## WORK INSTRUCTIONS
Set down each record exactly as written.

Data entries for graphics
** BEGIN **

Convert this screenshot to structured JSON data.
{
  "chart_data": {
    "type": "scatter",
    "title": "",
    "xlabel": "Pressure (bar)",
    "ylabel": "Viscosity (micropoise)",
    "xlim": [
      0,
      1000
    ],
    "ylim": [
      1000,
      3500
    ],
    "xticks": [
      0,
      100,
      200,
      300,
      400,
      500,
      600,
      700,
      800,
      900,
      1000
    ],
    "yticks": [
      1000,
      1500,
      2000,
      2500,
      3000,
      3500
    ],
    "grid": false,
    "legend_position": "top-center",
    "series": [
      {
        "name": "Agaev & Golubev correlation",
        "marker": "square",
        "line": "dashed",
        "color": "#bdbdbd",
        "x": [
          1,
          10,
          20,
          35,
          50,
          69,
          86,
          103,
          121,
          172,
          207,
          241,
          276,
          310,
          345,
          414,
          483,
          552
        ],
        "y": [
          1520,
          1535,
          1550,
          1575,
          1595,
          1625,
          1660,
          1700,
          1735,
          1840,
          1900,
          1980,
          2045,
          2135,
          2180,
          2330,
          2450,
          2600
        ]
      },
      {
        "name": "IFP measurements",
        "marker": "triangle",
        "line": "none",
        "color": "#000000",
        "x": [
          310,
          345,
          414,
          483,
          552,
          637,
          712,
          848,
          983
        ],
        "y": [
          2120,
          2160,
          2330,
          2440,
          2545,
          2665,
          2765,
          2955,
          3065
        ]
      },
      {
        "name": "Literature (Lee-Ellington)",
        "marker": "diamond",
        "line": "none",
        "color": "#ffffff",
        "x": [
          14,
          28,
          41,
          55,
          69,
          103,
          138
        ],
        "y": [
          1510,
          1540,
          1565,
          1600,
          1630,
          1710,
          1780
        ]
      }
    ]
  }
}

** END **

## COMPLETE OUTPUT
Convert this screenshot to structured JSON data.
{
  "chart_data": {
    "type": "scatter",
    "title": "",
    "xlabel": "Pressure (bar)",
    "ylabel": "Viscosity (micropoise)",
    "xlim": [
      0,
      1000
    ],
    "ylim": [
      1000,
      3500
    ],
    "xticks": [
      0,
      100,
      200,
      300,
      400,
      500,
      600,
      700,
      800,
      900,
      1000
    ],
    "yticks": [
      1000,
      1500,
      2000,
      2500,
      3000,
      3500
    ],
    "grid": false,
    "legend_position": "top-center",
    "series": [
      {
        "name": "Agaev & Golubev correlation",
        "marker": "square",
        "line": "dashed",
        "color": "#bdbdbd",
        "x": [
          1,
          10,
          20,
          35,
          50,
          69,
          86,
          103,
          121,
          172,
          207,
          241,
          276,
          310,
          345,
          414,
          483,
          552
        ],
        "y": [
          1520,
          1535,
          1550,
          1575,
          1595,
          1625,
          1660,
          1700,
          1735,
          1840,
          1900,
          1980,
          2045,
          2135,
          2180,
          2330,
          2450,
          2600
        ]
      },
      {
        "name": "IFP measurements",
        "marker": "triangle",
        "line": "none",
        "color": "#000000",
        "x": [
          310,
          345,
          414,
          483,
          552,
          637,
          712,
          848,
          983
        ],
        "y": [
          2120,
          2160,
          2330,
          2440,
          2545,
          2665,
          2765,
          2955,
          3065
        ]
      },
      {
        "name": "Literature (Lee-Ellington)",
        "marker": "diamond",
        "line": "none",
        "color": "#ffffff",
        "x": [
          14,
          28,
          41,
          55,
          69,
          103,
          138
        ],
        "y": [
          1510,
          1540,
          1565,
          1600,
          1630,
          1710,
          1780
        ]
      }
    ]
  }
}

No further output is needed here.